**GIVEN REQUEST**
Filter the records below and copy every line containing the word "الأخرى".

━━━ GIVEN DATA ━━━

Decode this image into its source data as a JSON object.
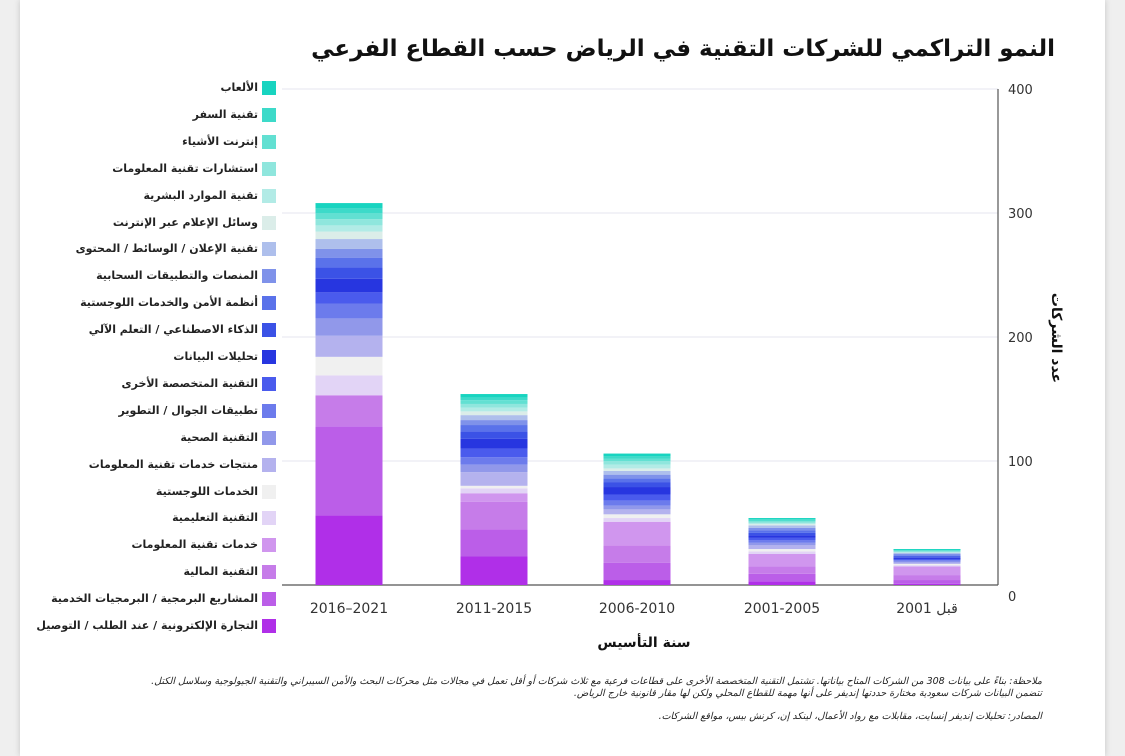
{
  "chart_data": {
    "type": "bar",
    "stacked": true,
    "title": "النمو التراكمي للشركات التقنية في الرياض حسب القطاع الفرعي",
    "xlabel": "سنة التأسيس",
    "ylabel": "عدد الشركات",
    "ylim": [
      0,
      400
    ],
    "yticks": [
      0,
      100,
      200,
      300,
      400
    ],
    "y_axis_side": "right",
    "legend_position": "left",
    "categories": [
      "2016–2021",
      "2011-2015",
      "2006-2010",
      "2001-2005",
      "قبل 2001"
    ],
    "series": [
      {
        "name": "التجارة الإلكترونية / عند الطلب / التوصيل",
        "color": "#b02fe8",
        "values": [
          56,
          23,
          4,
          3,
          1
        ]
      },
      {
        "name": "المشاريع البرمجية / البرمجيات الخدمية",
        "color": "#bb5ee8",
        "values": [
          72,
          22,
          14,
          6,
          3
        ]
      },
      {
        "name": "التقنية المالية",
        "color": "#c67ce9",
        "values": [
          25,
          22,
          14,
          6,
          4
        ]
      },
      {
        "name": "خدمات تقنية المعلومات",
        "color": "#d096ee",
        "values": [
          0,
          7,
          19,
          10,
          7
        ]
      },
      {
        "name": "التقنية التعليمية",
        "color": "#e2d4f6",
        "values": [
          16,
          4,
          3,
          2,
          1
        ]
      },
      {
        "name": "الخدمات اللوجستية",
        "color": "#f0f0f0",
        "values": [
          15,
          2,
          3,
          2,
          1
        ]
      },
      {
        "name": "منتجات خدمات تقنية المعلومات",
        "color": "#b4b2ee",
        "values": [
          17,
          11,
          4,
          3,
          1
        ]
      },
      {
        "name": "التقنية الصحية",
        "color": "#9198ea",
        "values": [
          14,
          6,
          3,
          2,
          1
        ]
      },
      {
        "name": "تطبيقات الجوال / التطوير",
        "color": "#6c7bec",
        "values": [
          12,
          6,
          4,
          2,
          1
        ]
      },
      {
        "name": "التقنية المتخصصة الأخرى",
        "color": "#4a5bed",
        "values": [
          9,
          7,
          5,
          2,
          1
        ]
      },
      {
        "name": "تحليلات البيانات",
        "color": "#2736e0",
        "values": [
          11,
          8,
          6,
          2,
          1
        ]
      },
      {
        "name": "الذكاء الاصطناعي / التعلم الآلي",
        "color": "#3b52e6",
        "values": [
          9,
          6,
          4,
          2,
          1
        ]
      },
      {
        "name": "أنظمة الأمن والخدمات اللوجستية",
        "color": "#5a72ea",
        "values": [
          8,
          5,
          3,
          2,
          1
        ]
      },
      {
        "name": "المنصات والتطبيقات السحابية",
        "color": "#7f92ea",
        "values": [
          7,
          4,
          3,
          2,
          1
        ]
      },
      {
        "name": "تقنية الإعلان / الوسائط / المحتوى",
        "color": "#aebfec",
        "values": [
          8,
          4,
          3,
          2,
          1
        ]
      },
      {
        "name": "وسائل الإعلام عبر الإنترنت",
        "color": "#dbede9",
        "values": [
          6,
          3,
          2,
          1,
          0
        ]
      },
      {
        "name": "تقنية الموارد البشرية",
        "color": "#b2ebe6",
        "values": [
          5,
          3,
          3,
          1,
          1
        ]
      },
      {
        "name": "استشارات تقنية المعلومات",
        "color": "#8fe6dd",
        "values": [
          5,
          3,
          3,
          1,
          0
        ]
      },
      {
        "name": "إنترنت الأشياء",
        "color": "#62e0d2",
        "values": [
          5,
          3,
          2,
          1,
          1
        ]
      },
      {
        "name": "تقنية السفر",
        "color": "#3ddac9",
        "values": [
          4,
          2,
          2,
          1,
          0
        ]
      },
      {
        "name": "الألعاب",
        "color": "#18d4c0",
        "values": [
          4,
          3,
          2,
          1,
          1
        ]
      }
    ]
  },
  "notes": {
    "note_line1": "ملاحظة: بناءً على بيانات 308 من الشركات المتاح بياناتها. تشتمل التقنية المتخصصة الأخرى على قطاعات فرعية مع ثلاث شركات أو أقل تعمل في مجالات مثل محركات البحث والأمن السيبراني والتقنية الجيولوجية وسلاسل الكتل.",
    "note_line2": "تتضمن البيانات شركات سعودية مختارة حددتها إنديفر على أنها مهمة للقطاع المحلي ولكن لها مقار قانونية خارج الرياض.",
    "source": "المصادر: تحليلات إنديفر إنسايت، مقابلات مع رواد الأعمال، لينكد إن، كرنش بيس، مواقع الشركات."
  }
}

━━━

**SOLUTION BELOW**
        "name": "التقنية المتخصصة الأخرى",
    "note_line1": "ملاحظة: بناءً على بيانات 308 من الشركات المتاح بياناتها. تشتمل التقنية المتخصصة الأخرى على قطاعات فرعية مع ثلاث شركات أو أقل تعمل في مجالات مثل محركات البحث والأمن السيبراني والتقنية الجيولوجية وسلاسل الكتل.",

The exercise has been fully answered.